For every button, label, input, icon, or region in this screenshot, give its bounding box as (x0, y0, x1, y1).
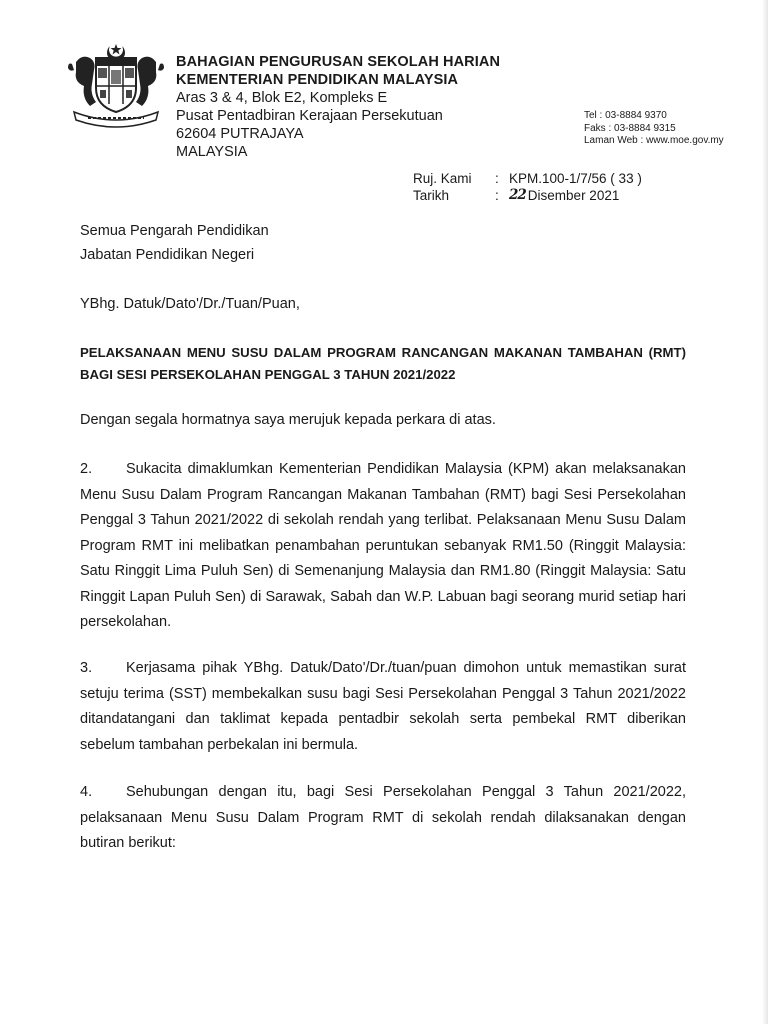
address-line: Aras 3 & 4, Blok E2, Kompleks E (176, 90, 388, 106)
recipient-block (80, 219, 269, 267)
address-line: Pusat Pentadbiran Kerajaan Persekutuan (176, 108, 443, 124)
date-value: Disember 2021 (527, 188, 620, 203)
scan-edge (762, 0, 768, 1024)
malaysia-coat-of-arms-icon (66, 42, 166, 128)
letter-subject: PELAKSANAAN MENU SUSU DALAM PROGRAM RANCANGAN MAKANAN TAMBAHAN (RMT) BAGI SESI PERSEKOLAHAN PENGGAL 3 TAHUN 2021/2022 (80, 345, 686, 382)
address-line: 62604 PUTRAJAYA (176, 126, 304, 142)
date-label: Tarikh (413, 188, 450, 203)
website: Laman Web : www.moe.gov.my (584, 135, 724, 146)
handwritten-day: 22 (509, 187, 526, 203)
recipient-line: Semua Pengarah Pendidikan (80, 223, 269, 239)
salutation: YBhg. Datuk/Dato'/Dr./Tuan/Puan, (80, 296, 300, 312)
paragraph-text: Sehubungan dengan itu, bagi Sesi Persekolahan Penggal 3 Tahun 2021/2022, pelaksanaan Menu Susu Dalam Program RMT di sekolah rendah dilaksanakan dengan butiran berikut: (80, 784, 686, 851)
paragraph-text: Sukacita dimaklumkan Kementerian Pendidikan Malaysia (KPM) akan melaksanakan Menu Susu Dalam Program Rancangan Makanan Tambahan (RMT) bagi Sesi Persekolahan Penggal 3 Tahun 2021/2022 di sekolah rendah yang terlibat. Pelaksanaan Menu Susu Dalam Program RMT ini melibatkan penambahan peruntukan sebanyak RM1.50 (Ringgit Malaysia: Satu Ringgit Lima Puluh Sen) di Semenanjung Malaysia dan RM1.80 (Ringgit Malaysia: Satu Ringgit Lapan Puluh Sen) di Sarawak, Sabah dan W.P. Labuan bagi seorang murid setiap hari persekolahan. (80, 461, 686, 630)
fax: Faks : 03-8884 9315 (584, 122, 676, 134)
date-separator: : (495, 188, 499, 203)
paragraph-text: Kerjasama pihak YBhg. Datuk/Dato'/Dr./tuan/puan dimohon untuk memastikan surat setuju terima (SST) membekalkan susu bagi Sesi Persekolahan Penggal 3 Tahun 2021/2022 ditandatangani dan taklimat kepada pentadbir sekolah serta pembekal RMT diberikan sebelum tambahan perbekalan ini bermula. (80, 660, 686, 753)
letterhead-contact (584, 110, 724, 148)
reference-separator: : (495, 171, 499, 186)
org-division: BAHAGIAN PENGURUSAN SEKOLAH HARIAN (176, 54, 501, 70)
paragraph-number: 3. (80, 660, 93, 676)
reference-block (413, 170, 642, 204)
reference-label: Ruj. Kami (413, 171, 472, 186)
paragraph (80, 656, 686, 758)
recipient-line: Jabatan Pendidikan Negeri (80, 247, 255, 263)
reference-number: KPM.100-1/7/56 ( 33 ) (509, 171, 642, 186)
letterhead-organisation (176, 53, 500, 161)
paragraph (80, 457, 686, 636)
paragraph-number: 2. (80, 461, 93, 477)
paragraph (80, 780, 686, 857)
paragraph-number: 4. (80, 784, 93, 800)
telephone: Tel : 03-8884 9370 (584, 110, 667, 121)
address-line: MALAYSIA (176, 144, 248, 160)
org-ministry: KEMENTERIAN PENDIDIKAN MALAYSIA (176, 72, 459, 88)
opening-sentence: Dengan segala hormatnya saya merujuk kepada perkara di atas. (80, 412, 496, 428)
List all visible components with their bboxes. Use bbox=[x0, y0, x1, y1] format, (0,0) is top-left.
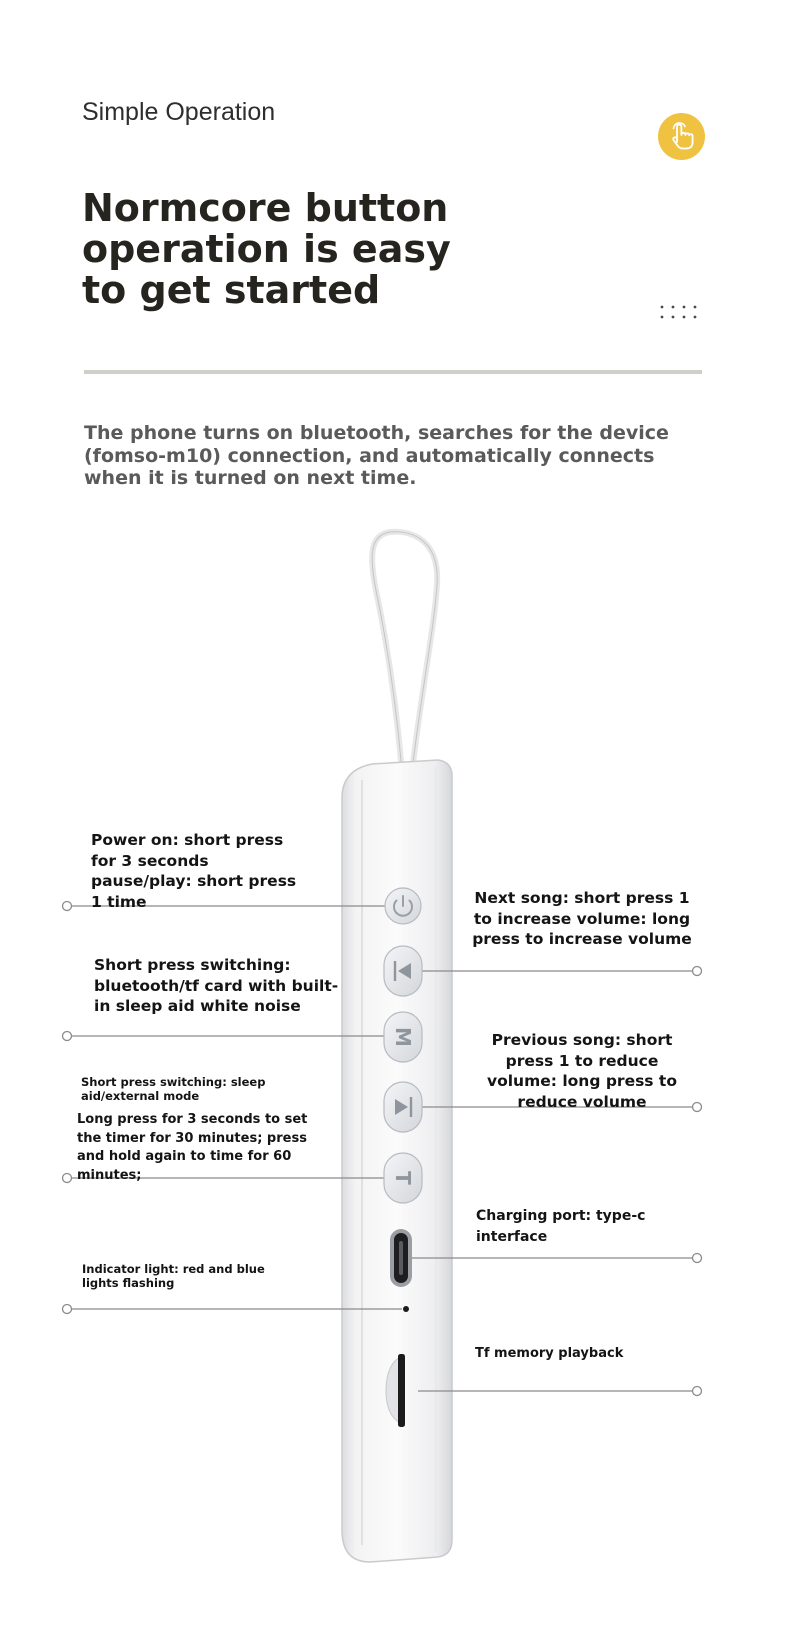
callout-indicator-light: Indicator light: red and blue lights flashing bbox=[82, 1262, 265, 1290]
callout-charging-port: Charging port: type-c interface bbox=[476, 1208, 646, 1245]
callout-next-song: Next song: short press 1 to increase volume: long press to increase volume bbox=[472, 889, 692, 948]
indicator-light bbox=[403, 1306, 409, 1312]
callout-previous-song: Previous song: short press 1 to reduce volume: long press to reduce volume bbox=[486, 1031, 677, 1111]
type-c-port[interactable] bbox=[390, 1229, 412, 1287]
headline-line-2: operation is easy bbox=[82, 227, 451, 271]
callout-timer: Long press for 3 seconds to set the timer for 30 minutes; press and hold again to time for 60 minutes; bbox=[77, 1112, 308, 1183]
timer-letter: T bbox=[391, 1171, 415, 1185]
callout-mode-switch: Short press switching: bluetooth/tf card with built-in sleep aid white noise bbox=[94, 956, 339, 1015]
callout-tf-playback: Tf memory playback bbox=[475, 1346, 624, 1361]
next-song-button[interactable] bbox=[384, 946, 422, 996]
lanyard bbox=[372, 532, 437, 772]
mode-button[interactable] bbox=[384, 1012, 422, 1062]
power-button[interactable] bbox=[385, 888, 421, 924]
section-subtitle: Simple Operation bbox=[82, 98, 276, 126]
mode-letter: M bbox=[391, 1027, 415, 1047]
callout-sleep-mode: Short press switching: sleep aid/external mode bbox=[81, 1075, 266, 1103]
callout-power: Power on: short press for 3 seconds pause/play: short press 1 time bbox=[91, 831, 297, 911]
previous-song-button[interactable] bbox=[384, 1082, 422, 1132]
headline-line-1: Normcore button bbox=[82, 186, 449, 230]
pairing-description: The phone turns on bluetooth, searches for the device (fomso-m10) connection, and automatically connects when it is turned on next time. bbox=[84, 422, 669, 489]
headline-line-3: to get started bbox=[82, 268, 381, 312]
timer-button[interactable] bbox=[384, 1153, 422, 1203]
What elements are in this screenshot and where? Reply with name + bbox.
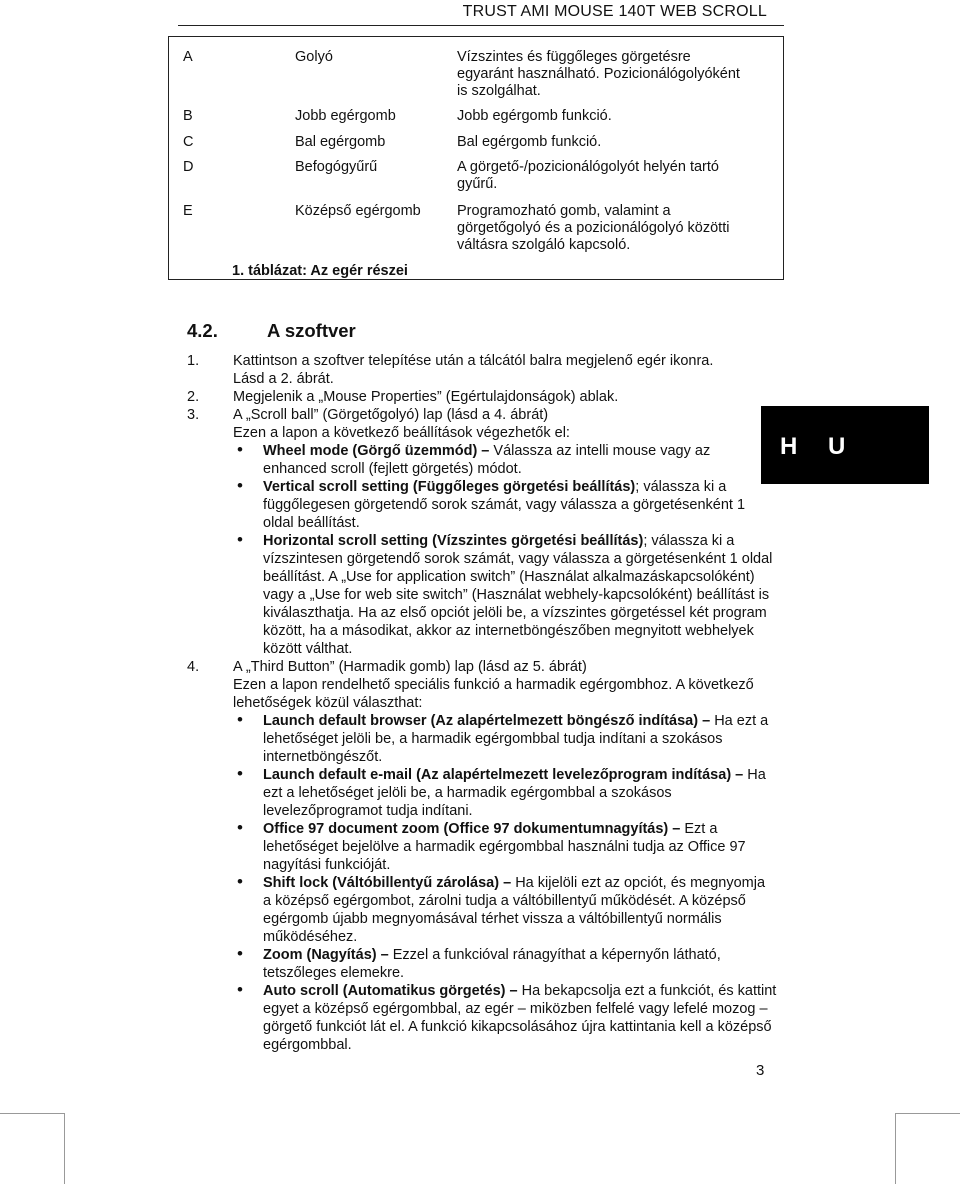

|---|

__Required work__. Can you copy out every line of the records above verbatim, leaving the pictures out of your answer?

__Answer to this task__.
For every button, label, input, icon, or region in this screenshot, give its bounding box as (x0, y0, x1, y1).
address-line: Aras 3 & 4, Blok E2, Kompleks E (176, 90, 388, 106)
recipient-block (80, 219, 269, 267)
address-line: Pusat Pentadbiran Kerajaan Persekutuan (176, 108, 443, 124)
date-value: Disember 2021 (527, 188, 620, 203)
scan-edge (762, 0, 768, 1024)
malaysia-coat-of-arms-icon (66, 42, 166, 128)
letter-subject: PELAKSANAAN MENU SUSU DALAM PROGRAM RANCANGAN MAKANAN TAMBAHAN (RMT) BAGI SESI PERSEKOLAHAN PENGGAL 3 TAHUN 2021/2022 (80, 345, 686, 382)
address-line: 62604 PUTRAJAYA (176, 126, 304, 142)
date-label: Tarikh (413, 188, 450, 203)
website: Laman Web : www.moe.gov.my (584, 135, 724, 146)
handwritten-day: 22 (509, 187, 526, 203)
recipient-line: Semua Pengarah Pendidikan (80, 223, 269, 239)
salutation: YBhg. Datuk/Dato'/Dr./Tuan/Puan, (80, 296, 300, 312)
paragraph-text: Sehubungan dengan itu, bagi Sesi Persekolahan Penggal 3 Tahun 2021/2022, pelaksanaan Menu Susu Dalam Program RMT di sekolah rendah dilaksanakan dengan butiran berikut: (80, 784, 686, 851)
paragraph-text: Sukacita dimaklumkan Kementerian Pendidikan Malaysia (KPM) akan melaksanakan Menu Susu Dalam Program Rancangan Makanan Tambahan (RMT) bagi Sesi Persekolahan Penggal 3 Tahun 2021/2022 di sekolah rendah yang terlibat. Pelaksanaan Menu Susu Dalam Program RMT ini melibatkan penambahan peruntukan sebanyak RM1.50 (Ringgit Malaysia: Satu Ringgit Lima Puluh Sen) di Semenanjung Malaysia dan RM1.80 (Ringgit Malaysia: Satu Ringgit Lapan Puluh Sen) di Sarawak, Sabah dan W.P. Labuan bagi seorang murid setiap hari persekolahan. (80, 461, 686, 630)
fax: Faks : 03-8884 9315 (584, 122, 676, 134)
date-separator: : (495, 188, 499, 203)
paragraph-text: Kerjasama pihak YBhg. Datuk/Dato'/Dr./tuan/puan dimohon untuk memastikan surat setuju terima (SST) membekalkan susu bagi Sesi Persekolahan Penggal 3 Tahun 2021/2022 ditandatangani dan taklimat kepada pentadbir sekolah serta pembekal RMT diberikan sebelum tambahan perbekalan ini bermula. (80, 660, 686, 753)
letterhead-contact (584, 110, 724, 148)
reference-separator: : (495, 171, 499, 186)
org-division: BAHAGIAN PENGURUSAN SEKOLAH HARIAN (176, 54, 501, 70)
paragraph-number: 3. (80, 660, 93, 676)
reference-block (413, 170, 642, 204)
reference-label: Ruj. Kami (413, 171, 472, 186)
paragraph (80, 656, 686, 758)
recipient-line: Jabatan Pendidikan Negeri (80, 247, 255, 263)
reference-number: KPM.100-1/7/56 ( 33 ) (509, 171, 642, 186)
letterhead-organisation (176, 53, 500, 161)
paragraph (80, 457, 686, 636)
paragraph-number: 2. (80, 461, 93, 477)
paragraph (80, 780, 686, 857)
paragraph-number: 4. (80, 784, 93, 800)
telephone: Tel : 03-8884 9370 (584, 110, 667, 121)
address-line: MALAYSIA (176, 144, 248, 160)
org-ministry: KEMENTERIAN PENDIDIKAN MALAYSIA (176, 72, 459, 88)
opening-sentence: Dengan segala hormatnya saya merujuk kepada perkara di atas. (80, 412, 496, 428)
List all visible components with their bboxes. Use bbox=[x0, y0, x1, y1] format, (0,0) is top-left.
callout-indicator-light: Indicator light: red and blue lights flashing bbox=[82, 1262, 265, 1290]
callout-charging-port: Charging port: type-c interface bbox=[476, 1208, 646, 1245]
callout-next-song: Next song: short press 1 to increase volume: long press to increase volume bbox=[472, 889, 692, 948]
indicator-light bbox=[403, 1306, 409, 1312]
callout-previous-song: Previous song: short press 1 to reduce volume: long press to reduce volume bbox=[486, 1031, 677, 1111]
type-c-port[interactable] bbox=[390, 1229, 412, 1287]
headline-line-2: operation is easy bbox=[82, 227, 451, 271]
callout-timer: Long press for 3 seconds to set the timer for 30 minutes; press and hold again to time for 60 minutes; bbox=[77, 1112, 308, 1183]
timer-letter: T bbox=[391, 1171, 415, 1185]
callout-mode-switch: Short press switching: bluetooth/tf card with built-in sleep aid white noise bbox=[94, 956, 339, 1015]
callout-tf-playback: Tf memory playback bbox=[475, 1346, 624, 1361]
next-song-button[interactable] bbox=[384, 946, 422, 996]
lanyard bbox=[372, 532, 437, 772]
mode-button[interactable] bbox=[384, 1012, 422, 1062]
power-button[interactable] bbox=[385, 888, 421, 924]
section-subtitle: Simple Operation bbox=[82, 98, 276, 126]
mode-letter: M bbox=[391, 1027, 415, 1047]
callout-sleep-mode: Short press switching: sleep aid/external mode bbox=[81, 1075, 266, 1103]
callout-power: Power on: short press for 3 seconds pause/play: short press 1 time bbox=[91, 831, 297, 911]
previous-song-button[interactable] bbox=[384, 1082, 422, 1132]
headline-line-1: Normcore button bbox=[82, 186, 449, 230]
pairing-description: The phone turns on bluetooth, searches for the device (fomso-m10) connection, and automatically connects when it is turned on next time. bbox=[84, 422, 669, 489]
headline-line-3: to get started bbox=[82, 268, 381, 312]
timer-button[interactable] bbox=[384, 1153, 422, 1203]
What elements are in this screenshot and where? Reply with name + bbox.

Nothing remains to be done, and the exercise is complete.